— START Given records —

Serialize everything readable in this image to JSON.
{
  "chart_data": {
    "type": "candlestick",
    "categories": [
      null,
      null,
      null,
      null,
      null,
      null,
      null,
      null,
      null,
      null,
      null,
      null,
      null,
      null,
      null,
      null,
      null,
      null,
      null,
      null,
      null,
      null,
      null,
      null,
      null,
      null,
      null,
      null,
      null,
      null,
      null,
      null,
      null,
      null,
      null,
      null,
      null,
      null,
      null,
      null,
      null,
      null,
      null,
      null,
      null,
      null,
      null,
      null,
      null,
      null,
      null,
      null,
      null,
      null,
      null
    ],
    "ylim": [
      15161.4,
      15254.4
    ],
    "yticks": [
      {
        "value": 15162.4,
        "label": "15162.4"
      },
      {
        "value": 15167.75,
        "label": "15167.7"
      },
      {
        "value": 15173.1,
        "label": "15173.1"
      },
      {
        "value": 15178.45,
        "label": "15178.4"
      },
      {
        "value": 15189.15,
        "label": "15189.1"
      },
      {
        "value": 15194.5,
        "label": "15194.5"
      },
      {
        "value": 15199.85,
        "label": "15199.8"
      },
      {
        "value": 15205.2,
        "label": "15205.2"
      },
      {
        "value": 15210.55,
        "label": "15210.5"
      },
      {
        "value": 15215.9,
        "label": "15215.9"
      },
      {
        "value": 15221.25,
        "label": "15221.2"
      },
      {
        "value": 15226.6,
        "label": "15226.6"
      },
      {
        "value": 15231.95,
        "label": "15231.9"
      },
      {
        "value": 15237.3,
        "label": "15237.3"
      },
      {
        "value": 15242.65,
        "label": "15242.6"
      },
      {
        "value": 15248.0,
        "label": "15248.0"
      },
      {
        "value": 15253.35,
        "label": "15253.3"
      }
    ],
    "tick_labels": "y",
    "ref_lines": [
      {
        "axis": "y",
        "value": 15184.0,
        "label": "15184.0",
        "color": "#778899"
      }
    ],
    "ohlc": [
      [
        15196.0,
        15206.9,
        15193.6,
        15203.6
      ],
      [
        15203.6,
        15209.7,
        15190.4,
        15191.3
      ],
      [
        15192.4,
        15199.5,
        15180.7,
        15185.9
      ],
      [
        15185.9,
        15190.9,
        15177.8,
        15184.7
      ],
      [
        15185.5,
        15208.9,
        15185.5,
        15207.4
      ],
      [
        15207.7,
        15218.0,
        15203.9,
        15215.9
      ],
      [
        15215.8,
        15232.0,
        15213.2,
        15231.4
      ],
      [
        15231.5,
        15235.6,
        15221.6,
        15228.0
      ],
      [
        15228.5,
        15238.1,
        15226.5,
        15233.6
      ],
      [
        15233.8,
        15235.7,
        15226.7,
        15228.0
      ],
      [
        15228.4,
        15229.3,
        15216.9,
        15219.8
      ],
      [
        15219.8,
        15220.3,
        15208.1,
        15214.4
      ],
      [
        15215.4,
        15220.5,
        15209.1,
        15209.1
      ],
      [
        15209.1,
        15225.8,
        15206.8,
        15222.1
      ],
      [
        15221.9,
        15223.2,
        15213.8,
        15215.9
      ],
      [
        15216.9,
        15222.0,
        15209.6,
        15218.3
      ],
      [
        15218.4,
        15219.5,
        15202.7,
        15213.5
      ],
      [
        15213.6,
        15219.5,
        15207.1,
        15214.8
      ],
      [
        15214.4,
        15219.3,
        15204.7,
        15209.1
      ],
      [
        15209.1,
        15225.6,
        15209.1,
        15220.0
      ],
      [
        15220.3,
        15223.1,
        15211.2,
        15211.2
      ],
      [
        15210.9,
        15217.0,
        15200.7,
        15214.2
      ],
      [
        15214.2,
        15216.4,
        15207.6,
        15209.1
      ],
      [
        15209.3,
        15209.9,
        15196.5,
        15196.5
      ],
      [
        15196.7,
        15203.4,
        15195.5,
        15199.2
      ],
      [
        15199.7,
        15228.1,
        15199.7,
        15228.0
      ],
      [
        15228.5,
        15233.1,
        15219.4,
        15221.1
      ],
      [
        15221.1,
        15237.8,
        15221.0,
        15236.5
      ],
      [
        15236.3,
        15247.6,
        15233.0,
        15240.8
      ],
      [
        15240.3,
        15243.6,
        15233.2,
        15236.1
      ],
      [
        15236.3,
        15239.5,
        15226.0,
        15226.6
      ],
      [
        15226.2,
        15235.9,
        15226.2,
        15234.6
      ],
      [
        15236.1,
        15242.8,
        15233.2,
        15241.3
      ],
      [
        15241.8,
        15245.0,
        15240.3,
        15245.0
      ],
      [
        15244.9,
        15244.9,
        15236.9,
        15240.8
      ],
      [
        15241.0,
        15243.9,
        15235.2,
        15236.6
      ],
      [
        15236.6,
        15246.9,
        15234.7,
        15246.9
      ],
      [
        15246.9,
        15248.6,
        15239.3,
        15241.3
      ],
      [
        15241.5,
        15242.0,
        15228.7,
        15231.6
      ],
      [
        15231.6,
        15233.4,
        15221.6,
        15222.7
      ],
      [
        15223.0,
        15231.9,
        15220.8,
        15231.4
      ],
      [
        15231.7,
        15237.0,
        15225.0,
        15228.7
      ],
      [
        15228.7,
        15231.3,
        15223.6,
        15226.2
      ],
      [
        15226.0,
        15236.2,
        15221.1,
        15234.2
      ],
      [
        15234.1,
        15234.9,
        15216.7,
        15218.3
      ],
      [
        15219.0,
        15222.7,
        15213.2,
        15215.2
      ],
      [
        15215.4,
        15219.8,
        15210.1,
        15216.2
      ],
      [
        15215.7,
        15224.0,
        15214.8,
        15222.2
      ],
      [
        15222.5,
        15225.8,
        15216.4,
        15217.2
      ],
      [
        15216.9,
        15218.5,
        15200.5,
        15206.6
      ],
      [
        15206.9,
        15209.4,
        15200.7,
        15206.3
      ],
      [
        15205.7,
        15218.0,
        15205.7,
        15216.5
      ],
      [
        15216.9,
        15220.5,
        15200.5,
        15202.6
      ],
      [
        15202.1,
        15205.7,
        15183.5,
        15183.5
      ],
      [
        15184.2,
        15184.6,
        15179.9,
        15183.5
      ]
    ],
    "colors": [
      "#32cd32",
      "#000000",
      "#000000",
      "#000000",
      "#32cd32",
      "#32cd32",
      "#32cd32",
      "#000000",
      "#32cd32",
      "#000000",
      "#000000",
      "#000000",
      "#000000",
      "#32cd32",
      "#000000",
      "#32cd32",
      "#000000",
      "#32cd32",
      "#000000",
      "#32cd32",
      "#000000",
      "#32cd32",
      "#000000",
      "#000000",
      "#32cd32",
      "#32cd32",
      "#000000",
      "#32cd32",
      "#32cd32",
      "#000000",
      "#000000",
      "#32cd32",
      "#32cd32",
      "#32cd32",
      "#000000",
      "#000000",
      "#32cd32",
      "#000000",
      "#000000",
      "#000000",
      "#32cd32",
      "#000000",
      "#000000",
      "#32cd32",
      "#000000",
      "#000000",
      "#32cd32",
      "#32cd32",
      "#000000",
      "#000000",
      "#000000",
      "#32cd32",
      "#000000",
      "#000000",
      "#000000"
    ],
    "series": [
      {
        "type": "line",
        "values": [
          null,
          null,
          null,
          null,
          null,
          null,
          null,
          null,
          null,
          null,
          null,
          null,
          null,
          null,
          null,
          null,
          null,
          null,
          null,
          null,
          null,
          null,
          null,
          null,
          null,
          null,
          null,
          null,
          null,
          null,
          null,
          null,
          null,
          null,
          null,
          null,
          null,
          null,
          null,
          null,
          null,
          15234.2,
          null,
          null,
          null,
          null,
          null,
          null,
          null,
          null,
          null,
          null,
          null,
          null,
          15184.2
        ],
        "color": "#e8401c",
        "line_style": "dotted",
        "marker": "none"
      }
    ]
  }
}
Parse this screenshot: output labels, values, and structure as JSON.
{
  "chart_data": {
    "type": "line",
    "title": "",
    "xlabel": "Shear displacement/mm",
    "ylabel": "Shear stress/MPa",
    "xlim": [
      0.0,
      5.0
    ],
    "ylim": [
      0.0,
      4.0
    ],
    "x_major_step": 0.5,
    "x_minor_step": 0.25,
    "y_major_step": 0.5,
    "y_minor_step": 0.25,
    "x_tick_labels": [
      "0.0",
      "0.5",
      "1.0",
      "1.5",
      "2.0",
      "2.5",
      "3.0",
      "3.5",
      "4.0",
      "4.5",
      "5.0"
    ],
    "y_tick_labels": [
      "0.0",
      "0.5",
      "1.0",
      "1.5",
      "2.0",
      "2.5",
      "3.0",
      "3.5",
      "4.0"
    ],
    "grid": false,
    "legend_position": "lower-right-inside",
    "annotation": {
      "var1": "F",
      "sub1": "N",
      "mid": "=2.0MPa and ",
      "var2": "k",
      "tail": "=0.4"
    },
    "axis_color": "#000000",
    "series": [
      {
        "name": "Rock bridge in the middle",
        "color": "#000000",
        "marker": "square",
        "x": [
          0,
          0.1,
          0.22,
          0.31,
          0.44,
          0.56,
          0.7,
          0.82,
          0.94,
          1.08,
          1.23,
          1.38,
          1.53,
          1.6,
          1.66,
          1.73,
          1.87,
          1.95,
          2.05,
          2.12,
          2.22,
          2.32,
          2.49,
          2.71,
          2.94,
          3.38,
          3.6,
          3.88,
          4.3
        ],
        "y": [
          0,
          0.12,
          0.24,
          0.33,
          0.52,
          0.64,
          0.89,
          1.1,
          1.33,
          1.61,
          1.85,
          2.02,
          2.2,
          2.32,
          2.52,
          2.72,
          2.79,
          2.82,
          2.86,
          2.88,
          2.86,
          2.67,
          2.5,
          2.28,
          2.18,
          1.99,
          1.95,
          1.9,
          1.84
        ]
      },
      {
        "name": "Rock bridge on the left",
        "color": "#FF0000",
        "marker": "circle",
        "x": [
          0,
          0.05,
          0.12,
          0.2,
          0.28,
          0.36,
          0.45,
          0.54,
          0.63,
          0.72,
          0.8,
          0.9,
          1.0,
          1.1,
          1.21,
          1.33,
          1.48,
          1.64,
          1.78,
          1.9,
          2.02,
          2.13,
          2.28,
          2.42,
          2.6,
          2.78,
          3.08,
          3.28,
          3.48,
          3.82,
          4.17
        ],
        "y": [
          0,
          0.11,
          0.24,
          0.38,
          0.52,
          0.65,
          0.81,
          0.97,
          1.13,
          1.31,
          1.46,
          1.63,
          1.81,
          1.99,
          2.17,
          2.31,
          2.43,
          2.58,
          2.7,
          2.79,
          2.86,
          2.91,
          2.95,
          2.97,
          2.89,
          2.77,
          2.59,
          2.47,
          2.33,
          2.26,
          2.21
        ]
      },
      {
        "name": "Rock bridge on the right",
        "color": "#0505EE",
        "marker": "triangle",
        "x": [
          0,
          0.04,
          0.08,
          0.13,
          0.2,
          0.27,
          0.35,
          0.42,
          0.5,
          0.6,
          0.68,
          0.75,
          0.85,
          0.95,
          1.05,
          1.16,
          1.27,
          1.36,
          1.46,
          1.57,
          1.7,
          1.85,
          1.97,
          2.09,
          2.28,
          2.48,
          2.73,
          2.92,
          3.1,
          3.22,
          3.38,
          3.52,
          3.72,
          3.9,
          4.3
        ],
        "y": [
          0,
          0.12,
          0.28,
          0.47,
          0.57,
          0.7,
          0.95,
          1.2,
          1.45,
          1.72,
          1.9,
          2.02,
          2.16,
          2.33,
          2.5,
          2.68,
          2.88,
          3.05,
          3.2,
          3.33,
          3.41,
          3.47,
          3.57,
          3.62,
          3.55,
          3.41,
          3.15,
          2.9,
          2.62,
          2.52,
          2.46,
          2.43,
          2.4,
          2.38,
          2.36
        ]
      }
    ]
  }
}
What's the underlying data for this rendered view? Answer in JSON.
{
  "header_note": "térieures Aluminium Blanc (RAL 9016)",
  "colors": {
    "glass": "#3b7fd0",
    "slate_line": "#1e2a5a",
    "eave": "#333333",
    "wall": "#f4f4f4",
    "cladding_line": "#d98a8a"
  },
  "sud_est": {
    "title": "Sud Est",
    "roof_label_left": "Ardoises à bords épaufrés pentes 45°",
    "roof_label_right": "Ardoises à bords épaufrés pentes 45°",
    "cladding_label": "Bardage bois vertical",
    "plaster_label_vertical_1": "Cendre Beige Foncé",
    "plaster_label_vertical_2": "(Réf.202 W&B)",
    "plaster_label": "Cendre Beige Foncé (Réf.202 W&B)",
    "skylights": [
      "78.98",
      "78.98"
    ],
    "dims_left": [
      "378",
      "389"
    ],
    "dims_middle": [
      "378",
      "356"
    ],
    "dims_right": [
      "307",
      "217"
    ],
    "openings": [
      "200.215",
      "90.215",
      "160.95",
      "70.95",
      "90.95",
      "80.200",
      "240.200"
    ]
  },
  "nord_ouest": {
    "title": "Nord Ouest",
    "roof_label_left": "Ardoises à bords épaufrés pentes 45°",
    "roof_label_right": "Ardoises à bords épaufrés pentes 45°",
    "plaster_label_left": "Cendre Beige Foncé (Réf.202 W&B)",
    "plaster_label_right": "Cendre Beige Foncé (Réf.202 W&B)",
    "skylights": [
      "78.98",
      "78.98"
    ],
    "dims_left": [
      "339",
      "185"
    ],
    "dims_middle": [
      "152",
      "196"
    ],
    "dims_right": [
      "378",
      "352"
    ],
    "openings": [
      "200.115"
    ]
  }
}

— END Given records —

▶ [Exercise aim]: Copy every single line of the material above that holds "title".

▶ [Finished answer]:
    "title": "",
    "title": "Sud Est",
    "title": "Nord Ouest",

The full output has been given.